**Problem statement**
Keep only the lines of the data below that contain "haly", and copy them.

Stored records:

- - -

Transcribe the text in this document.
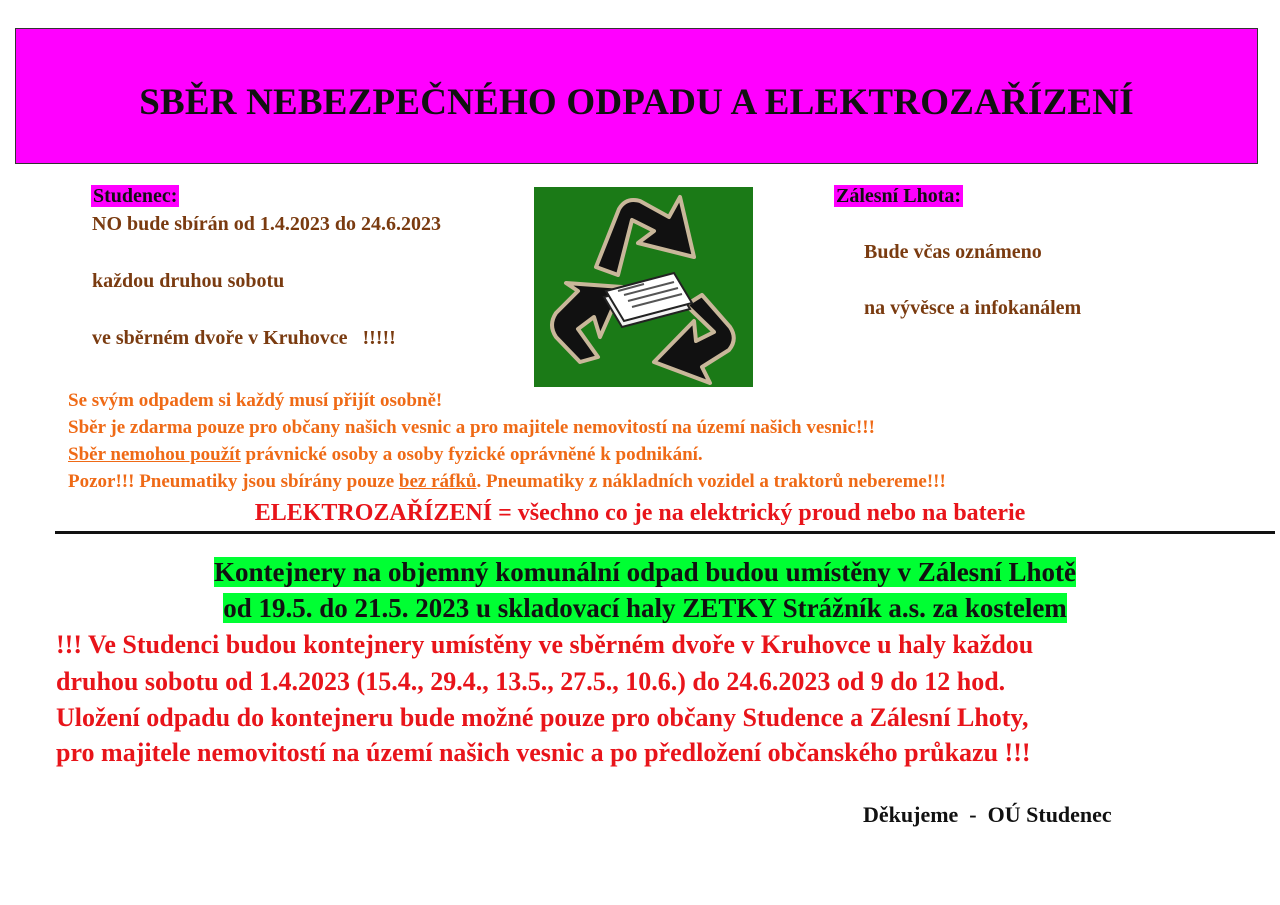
SBĚR NEBEZPEČNÉHO ODPADU A ELEKTROZAŘÍZENÍ
Studenec:
NO bude sbírán od 1.4.2023 do 24.6.2023
každou druhou sobotu
ve sběrném dvoře v Kruhovce   !!!!!
Zálesní Lhota:
Bude včas oznámeno
na vývěsce a infokanálem
Se svým odpadem si každý musí přijít osobně!
Sběr je zdarma pouze pro občany našich vesnic a pro majitele nemovitostí na území našich vesnic!!!
Sběr nemohou použít právnické osoby a osoby fyzické oprávněné k podnikání.
Pozor!!! Pneumatiky jsou sbírány pouze bez ráfků. Pneumatiky z nákladních vozidel a traktorů nebereme!!!
ELEKTROZAŘÍZENÍ = všechno co je na elektrický proud nebo na baterie
Kontejnery na objemný komunální odpad budou umístěny v Zálesní Lhotě
od 19.5. do 21.5. 2023 u skladovací haly ZETKY Strážník a.s. za kostelem
!!! Ve Studenci budou kontejnery umístěny ve sběrném dvoře v Kruhovce u haly každou
druhou sobotu od 1.4.2023 (15.4., 29.4., 13.5., 27.5., 10.6.) do 24.6.2023 od 9 do 12 hod.
Uložení odpadu do kontejneru bude možné pouze pro občany Studence a Zálesní Lhoty,
pro majitele nemovitostí na území našich vesnic a po předložení občanského průkazu !!!
Děkujeme  -  OÚ Studenec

- - -

**The answer**
od 19.5. do 21.5. 2023 u skladovací haly ZETKY Strážník a.s. za kostelem
!!! Ve Studenci budou kontejnery umístěny ve sběrném dvoře v Kruhovce u haly každou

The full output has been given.